DATA FOR THIS TASK:

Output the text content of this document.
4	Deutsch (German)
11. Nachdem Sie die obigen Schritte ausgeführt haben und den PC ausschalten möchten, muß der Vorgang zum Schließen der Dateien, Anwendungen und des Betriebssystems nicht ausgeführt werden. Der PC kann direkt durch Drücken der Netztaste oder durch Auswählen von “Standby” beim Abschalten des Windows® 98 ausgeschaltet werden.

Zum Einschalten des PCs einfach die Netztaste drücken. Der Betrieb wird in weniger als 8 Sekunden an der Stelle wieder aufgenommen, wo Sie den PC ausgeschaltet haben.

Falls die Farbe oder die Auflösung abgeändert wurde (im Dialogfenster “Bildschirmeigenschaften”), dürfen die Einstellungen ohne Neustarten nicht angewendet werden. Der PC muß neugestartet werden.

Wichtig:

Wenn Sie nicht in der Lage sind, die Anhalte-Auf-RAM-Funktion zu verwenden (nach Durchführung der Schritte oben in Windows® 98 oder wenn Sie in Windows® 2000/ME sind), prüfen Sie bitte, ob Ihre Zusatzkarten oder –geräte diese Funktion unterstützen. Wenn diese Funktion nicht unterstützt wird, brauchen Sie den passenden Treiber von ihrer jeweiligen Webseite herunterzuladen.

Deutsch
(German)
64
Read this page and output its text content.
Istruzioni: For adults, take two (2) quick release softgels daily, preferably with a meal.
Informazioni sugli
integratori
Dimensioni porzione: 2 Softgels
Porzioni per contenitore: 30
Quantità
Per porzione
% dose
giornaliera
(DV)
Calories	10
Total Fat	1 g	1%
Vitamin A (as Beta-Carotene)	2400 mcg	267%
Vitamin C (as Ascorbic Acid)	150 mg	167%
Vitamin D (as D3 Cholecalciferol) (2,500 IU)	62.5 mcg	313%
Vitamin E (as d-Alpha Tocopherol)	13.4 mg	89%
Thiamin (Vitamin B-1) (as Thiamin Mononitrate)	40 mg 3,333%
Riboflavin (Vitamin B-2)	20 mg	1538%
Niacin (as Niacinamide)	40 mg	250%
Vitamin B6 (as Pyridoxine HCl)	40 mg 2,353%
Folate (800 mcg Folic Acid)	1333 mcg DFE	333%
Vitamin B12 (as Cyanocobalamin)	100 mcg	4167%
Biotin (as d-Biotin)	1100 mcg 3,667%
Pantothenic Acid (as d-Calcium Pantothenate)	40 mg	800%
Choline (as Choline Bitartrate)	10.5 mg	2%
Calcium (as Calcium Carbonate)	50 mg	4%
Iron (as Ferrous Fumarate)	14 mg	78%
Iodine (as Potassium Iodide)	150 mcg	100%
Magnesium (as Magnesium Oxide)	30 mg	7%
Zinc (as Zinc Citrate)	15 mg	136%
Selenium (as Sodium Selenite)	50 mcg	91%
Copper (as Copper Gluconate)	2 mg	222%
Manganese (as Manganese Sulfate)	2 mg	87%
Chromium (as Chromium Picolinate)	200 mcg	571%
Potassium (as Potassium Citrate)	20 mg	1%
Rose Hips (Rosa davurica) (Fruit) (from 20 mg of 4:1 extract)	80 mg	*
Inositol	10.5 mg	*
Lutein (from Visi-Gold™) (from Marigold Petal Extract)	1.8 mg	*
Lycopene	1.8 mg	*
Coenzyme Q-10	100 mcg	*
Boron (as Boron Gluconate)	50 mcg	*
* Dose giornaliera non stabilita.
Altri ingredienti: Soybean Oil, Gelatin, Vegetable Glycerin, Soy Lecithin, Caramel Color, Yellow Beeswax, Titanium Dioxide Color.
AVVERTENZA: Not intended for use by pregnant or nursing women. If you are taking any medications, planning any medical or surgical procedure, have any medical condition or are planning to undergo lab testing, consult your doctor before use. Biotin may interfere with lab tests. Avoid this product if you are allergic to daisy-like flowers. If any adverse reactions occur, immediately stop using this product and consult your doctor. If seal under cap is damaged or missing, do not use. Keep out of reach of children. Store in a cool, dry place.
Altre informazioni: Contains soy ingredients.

WHAT YOU WILL DO: Look through the entries and return every line where "Gluconate" appears.

SOLUTION TO THIS EXERCISE:
Copper (as Copper Gluconate)	2 mg	222%
Boron (as Boron Gluconate)	50 mcg	*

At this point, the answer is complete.